Available records »
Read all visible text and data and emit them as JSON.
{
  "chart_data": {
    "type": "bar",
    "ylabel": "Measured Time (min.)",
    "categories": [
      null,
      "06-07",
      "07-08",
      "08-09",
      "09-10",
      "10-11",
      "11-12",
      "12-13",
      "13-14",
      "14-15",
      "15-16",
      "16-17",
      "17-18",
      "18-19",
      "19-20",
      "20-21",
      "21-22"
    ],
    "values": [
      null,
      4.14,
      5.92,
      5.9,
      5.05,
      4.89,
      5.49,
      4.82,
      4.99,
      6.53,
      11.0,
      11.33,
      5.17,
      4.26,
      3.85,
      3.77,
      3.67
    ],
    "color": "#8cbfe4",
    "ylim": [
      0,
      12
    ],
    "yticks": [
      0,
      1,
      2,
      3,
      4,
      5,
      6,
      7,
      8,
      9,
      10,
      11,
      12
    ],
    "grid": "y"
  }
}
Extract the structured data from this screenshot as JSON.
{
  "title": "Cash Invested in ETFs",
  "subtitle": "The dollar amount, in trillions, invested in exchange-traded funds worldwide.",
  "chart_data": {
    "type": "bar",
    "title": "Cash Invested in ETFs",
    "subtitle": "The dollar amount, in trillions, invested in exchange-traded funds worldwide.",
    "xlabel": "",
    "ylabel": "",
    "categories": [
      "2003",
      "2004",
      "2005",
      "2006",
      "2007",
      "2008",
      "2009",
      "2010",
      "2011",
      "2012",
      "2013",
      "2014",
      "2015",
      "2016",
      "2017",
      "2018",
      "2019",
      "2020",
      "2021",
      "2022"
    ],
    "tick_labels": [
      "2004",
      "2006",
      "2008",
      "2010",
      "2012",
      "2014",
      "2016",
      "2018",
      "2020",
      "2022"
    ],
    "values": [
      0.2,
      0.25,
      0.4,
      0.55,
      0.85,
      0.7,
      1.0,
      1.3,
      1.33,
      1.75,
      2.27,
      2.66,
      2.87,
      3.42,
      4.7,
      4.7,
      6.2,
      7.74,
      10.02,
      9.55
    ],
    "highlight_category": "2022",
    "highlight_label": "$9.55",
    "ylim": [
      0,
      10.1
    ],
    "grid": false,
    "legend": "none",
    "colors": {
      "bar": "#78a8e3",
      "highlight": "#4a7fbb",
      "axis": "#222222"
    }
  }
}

Work instructions »
Please reproduce every line of the material word for word.

Exercise answer »
Read all visible text and data and emit them as JSON.
{
  "chart_data": {
    "type": "bar",
    "ylabel": "Measured Time (min.)",
    "categories": [
      null,
      "06-07",
      "07-08",
      "08-09",
      "09-10",
      "10-11",
      "11-12",
      "12-13",
      "13-14",
      "14-15",
      "15-16",
      "16-17",
      "17-18",
      "18-19",
      "19-20",
      "20-21",
      "21-22"
    ],
    "values": [
      null,
      4.14,
      5.92,
      5.9,
      5.05,
      4.89,
      5.49,
      4.82,
      4.99,
      6.53,
      11.0,
      11.33,
      5.17,
      4.26,
      3.85,
      3.77,
      3.67
    ],
    "color": "#8cbfe4",
    "ylim": [
      0,
      12
    ],
    "yticks": [
      0,
      1,
      2,
      3,
      4,
      5,
      6,
      7,
      8,
      9,
      10,
      11,
      12
    ],
    "grid": "y"
  }
}
Extract the structured data from this screenshot as JSON.
{
  "title": "Cash Invested in ETFs",
  "subtitle": "The dollar amount, in trillions, invested in exchange-traded funds worldwide.",
  "chart_data": {
    "type": "bar",
    "title": "Cash Invested in ETFs",
    "subtitle": "The dollar amount, in trillions, invested in exchange-traded funds worldwide.",
    "xlabel": "",
    "ylabel": "",
    "categories": [
      "2003",
      "2004",
      "2005",
      "2006",
      "2007",
      "2008",
      "2009",
      "2010",
      "2011",
      "2012",
      "2013",
      "2014",
      "2015",
      "2016",
      "2017",
      "2018",
      "2019",
      "2020",
      "2021",
      "2022"
    ],
    "tick_labels": [
      "2004",
      "2006",
      "2008",
      "2010",
      "2012",
      "2014",
      "2016",
      "2018",
      "2020",
      "2022"
    ],
    "values": [
      0.2,
      0.25,
      0.4,
      0.55,
      0.85,
      0.7,
      1.0,
      1.3,
      1.33,
      1.75,
      2.27,
      2.66,
      2.87,
      3.42,
      4.7,
      4.7,
      6.2,
      7.74,
      10.02,
      9.55
    ],
    "highlight_category": "2022",
    "highlight_label": "$9.55",
    "ylim": [
      0,
      10.1
    ],
    "grid": false,
    "legend": "none",
    "colors": {
      "bar": "#78a8e3",
      "highlight": "#4a7fbb",
      "axis": "#222222"
    }
  }
}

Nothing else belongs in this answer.